> **WHAT NEEDS TO BE DONE**: Copy out every record below with complete accuracy.

---------- DATA FOR THE TASK

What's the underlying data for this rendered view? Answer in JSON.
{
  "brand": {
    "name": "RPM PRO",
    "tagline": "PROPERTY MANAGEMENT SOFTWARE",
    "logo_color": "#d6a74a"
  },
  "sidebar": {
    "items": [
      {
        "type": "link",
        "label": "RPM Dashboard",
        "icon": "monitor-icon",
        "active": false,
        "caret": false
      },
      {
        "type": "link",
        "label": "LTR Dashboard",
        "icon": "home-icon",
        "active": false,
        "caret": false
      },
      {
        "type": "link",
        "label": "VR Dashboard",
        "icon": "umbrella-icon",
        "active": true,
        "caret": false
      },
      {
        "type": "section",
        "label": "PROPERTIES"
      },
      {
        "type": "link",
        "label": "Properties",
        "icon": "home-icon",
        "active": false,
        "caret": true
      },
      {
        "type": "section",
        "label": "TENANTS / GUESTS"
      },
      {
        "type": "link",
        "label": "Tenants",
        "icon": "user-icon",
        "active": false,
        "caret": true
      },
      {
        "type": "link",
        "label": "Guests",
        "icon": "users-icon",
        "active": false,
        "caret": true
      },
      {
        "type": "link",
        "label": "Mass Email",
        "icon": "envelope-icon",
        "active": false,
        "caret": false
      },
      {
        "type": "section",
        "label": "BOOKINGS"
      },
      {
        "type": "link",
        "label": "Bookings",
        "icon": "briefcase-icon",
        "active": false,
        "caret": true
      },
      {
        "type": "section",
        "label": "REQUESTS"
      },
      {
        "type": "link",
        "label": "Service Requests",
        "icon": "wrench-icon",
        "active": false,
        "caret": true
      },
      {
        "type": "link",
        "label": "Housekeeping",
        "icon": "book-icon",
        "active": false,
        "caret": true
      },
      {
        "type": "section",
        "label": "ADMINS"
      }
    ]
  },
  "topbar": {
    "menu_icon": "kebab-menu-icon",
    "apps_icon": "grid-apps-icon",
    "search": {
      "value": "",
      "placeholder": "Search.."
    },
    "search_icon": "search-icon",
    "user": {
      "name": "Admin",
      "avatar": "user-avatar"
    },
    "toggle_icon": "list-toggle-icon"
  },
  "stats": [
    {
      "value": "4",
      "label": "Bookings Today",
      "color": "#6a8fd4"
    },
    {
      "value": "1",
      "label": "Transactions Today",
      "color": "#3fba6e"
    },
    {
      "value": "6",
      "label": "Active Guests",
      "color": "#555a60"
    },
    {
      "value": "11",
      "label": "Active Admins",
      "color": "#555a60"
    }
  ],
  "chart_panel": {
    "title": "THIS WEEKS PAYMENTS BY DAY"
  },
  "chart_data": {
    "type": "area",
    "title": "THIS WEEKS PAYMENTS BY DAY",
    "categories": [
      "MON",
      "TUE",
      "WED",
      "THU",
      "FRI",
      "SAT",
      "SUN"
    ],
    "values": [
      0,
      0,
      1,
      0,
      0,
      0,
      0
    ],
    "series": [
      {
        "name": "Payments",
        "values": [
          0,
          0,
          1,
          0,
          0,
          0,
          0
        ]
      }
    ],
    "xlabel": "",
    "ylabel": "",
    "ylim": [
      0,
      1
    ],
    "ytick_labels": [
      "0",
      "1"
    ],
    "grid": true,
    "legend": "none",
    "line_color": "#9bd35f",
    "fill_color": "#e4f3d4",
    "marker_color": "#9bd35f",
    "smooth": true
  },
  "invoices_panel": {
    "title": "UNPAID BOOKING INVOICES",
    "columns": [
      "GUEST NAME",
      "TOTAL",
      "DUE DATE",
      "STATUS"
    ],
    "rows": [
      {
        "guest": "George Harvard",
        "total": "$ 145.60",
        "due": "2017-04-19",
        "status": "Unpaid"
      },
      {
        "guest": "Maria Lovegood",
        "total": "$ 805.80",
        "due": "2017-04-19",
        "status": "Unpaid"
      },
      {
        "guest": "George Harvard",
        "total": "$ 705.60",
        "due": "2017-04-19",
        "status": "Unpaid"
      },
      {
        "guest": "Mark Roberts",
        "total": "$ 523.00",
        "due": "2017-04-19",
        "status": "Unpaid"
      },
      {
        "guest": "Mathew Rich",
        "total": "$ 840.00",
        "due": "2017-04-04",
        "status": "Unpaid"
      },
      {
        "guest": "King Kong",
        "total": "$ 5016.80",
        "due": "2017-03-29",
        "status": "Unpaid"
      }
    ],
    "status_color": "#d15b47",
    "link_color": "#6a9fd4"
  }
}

--------------------

> **TASK RESPONSE**:
What's the underlying data for this rendered view? Answer in JSON.
{
  "brand": {
    "name": "RPM PRO",
    "tagline": "PROPERTY MANAGEMENT SOFTWARE",
    "logo_color": "#d6a74a"
  },
  "sidebar": {
    "items": [
      {
        "type": "link",
        "label": "RPM Dashboard",
        "icon": "monitor-icon",
        "active": false,
        "caret": false
      },
      {
        "type": "link",
        "label": "LTR Dashboard",
        "icon": "home-icon",
        "active": false,
        "caret": false
      },
      {
        "type": "link",
        "label": "VR Dashboard",
        "icon": "umbrella-icon",
        "active": true,
        "caret": false
      },
      {
        "type": "section",
        "label": "PROPERTIES"
      },
      {
        "type": "link",
        "label": "Properties",
        "icon": "home-icon",
        "active": false,
        "caret": true
      },
      {
        "type": "section",
        "label": "TENANTS / GUESTS"
      },
      {
        "type": "link",
        "label": "Tenants",
        "icon": "user-icon",
        "active": false,
        "caret": true
      },
      {
        "type": "link",
        "label": "Guests",
        "icon": "users-icon",
        "active": false,
        "caret": true
      },
      {
        "type": "link",
        "label": "Mass Email",
        "icon": "envelope-icon",
        "active": false,
        "caret": false
      },
      {
        "type": "section",
        "label": "BOOKINGS"
      },
      {
        "type": "link",
        "label": "Bookings",
        "icon": "briefcase-icon",
        "active": false,
        "caret": true
      },
      {
        "type": "section",
        "label": "REQUESTS"
      },
      {
        "type": "link",
        "label": "Service Requests",
        "icon": "wrench-icon",
        "active": false,
        "caret": true
      },
      {
        "type": "link",
        "label": "Housekeeping",
        "icon": "book-icon",
        "active": false,
        "caret": true
      },
      {
        "type": "section",
        "label": "ADMINS"
      }
    ]
  },
  "topbar": {
    "menu_icon": "kebab-menu-icon",
    "apps_icon": "grid-apps-icon",
    "search": {
      "value": "",
      "placeholder": "Search.."
    },
    "search_icon": "search-icon",
    "user": {
      "name": "Admin",
      "avatar": "user-avatar"
    },
    "toggle_icon": "list-toggle-icon"
  },
  "stats": [
    {
      "value": "4",
      "label": "Bookings Today",
      "color": "#6a8fd4"
    },
    {
      "value": "1",
      "label": "Transactions Today",
      "color": "#3fba6e"
    },
    {
      "value": "6",
      "label": "Active Guests",
      "color": "#555a60"
    },
    {
      "value": "11",
      "label": "Active Admins",
      "color": "#555a60"
    }
  ],
  "chart_panel": {
    "title": "THIS WEEKS PAYMENTS BY DAY"
  },
  "chart_data": {
    "type": "area",
    "title": "THIS WEEKS PAYMENTS BY DAY",
    "categories": [
      "MON",
      "TUE",
      "WED",
      "THU",
      "FRI",
      "SAT",
      "SUN"
    ],
    "values": [
      0,
      0,
      1,
      0,
      0,
      0,
      0
    ],
    "series": [
      {
        "name": "Payments",
        "values": [
          0,
          0,
          1,
          0,
          0,
          0,
          0
        ]
      }
    ],
    "xlabel": "",
    "ylabel": "",
    "ylim": [
      0,
      1
    ],
    "ytick_labels": [
      "0",
      "1"
    ],
    "grid": true,
    "legend": "none",
    "line_color": "#9bd35f",
    "fill_color": "#e4f3d4",
    "marker_color": "#9bd35f",
    "smooth": true
  },
  "invoices_panel": {
    "title": "UNPAID BOOKING INVOICES",
    "columns": [
      "GUEST NAME",
      "TOTAL",
      "DUE DATE",
      "STATUS"
    ],
    "rows": [
      {
        "guest": "George Harvard",
        "total": "$ 145.60",
        "due": "2017-04-19",
        "status": "Unpaid"
      },
      {
        "guest": "Maria Lovegood",
        "total": "$ 805.80",
        "due": "2017-04-19",
        "status": "Unpaid"
      },
      {
        "guest": "George Harvard",
        "total": "$ 705.60",
        "due": "2017-04-19",
        "status": "Unpaid"
      },
      {
        "guest": "Mark Roberts",
        "total": "$ 523.00",
        "due": "2017-04-19",
        "status": "Unpaid"
      },
      {
        "guest": "Mathew Rich",
        "total": "$ 840.00",
        "due": "2017-04-04",
        "status": "Unpaid"
      },
      {
        "guest": "King Kong",
        "total": "$ 5016.80",
        "due": "2017-03-29",
        "status": "Unpaid"
      }
    ],
    "status_color": "#d15b47",
    "link_color": "#6a9fd4"
  }
}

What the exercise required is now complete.